> **PASSAGE**:
╔══

14-18 (4) : La théologie de la guerre

Dans les deux livraisons successives d’Études en octobre 1914, le P. Yves de La Brière exposait longuement la doctrine catholique de la guerre en général. D’autres s’intéresseront plus particulièrement au conflit en cours.

Le rédacteur des Études affirmait qu’il fallait tout à la fois conjurer la guerre dans toute la mesure moralement possible comme « une coutume inhumaine et barbare » et n’y recourir qu’en raison d’une impérieuse nécessité de justice pour « remédier efficacement à la coupable violation du droit ». Il s’appuyait ensuite sur deux auteurs chrétiens, saint Augustin dans la Cité de Dieu et le grand écrivain contre-révolutionnaire Joseph de Maistre (1753-1821) ; curieux rapprochement. Pour Augustin, toute guerre est un châtiment providentiel et divin pour les péchés des peuples. Yves de La Brière écrit : « C’est au fond des âmes qu’en temps de guerre et à la faveur de la guerre, la grâce divine accomplit son oeuvre la plus puissante de miséricorde, de salut, de sanctification Aux préoccupations frivoles et malsaines, à l’insouciance coupable des jours heureux ont succédé les pensées graves, les anxiétés douloureuses, l’ardeur des nobles sacrifices, voire l’imminence du plus grand des sacrifices. » A la conversion des pécheurs s’ajoute l’immolation des justes. « Ce sont les jours de grâce et de salut. » Et la guerre rend « tangible la nécessité bienfaisante de l’ordre, de l’autorité, de la discipline hiérarchique » pour défendre la grande réalité historique de la patrie.

╚══

> **CONSIGNE**:
Répondez brièvement d'après le passage sur la théologie de la guerre :
(a) En quel mois et quelle année parurent les deux livraisons d'Études évoquées ?
(b) Sur quels deux auteurs chrétiens le rédacteur s'appuyait-il ?
(c) Selon Augustin, qu'est-ce que toute guerre ?
Appuyez-vous uniquement sur le passage pour répondre.

> **DONNÉES FOURNIES**:
╔══

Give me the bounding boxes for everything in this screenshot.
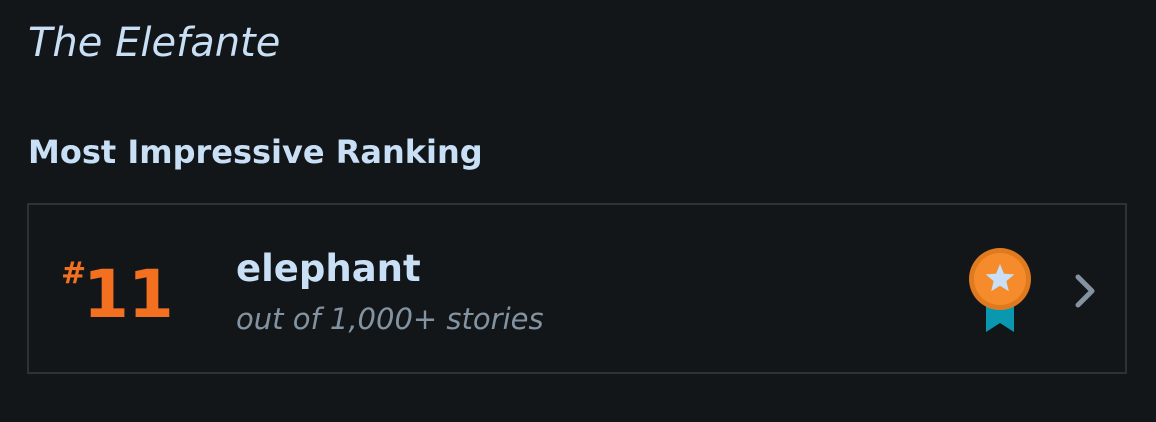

╚══

> **RÉPONSE**:
(a) En octobre 1914.
(b) Sur saint Augustin, dans la Cité de Dieu, et sur Joseph de Maistre.
(c) Un châtiment providentiel et divin pour les péchés des peuples.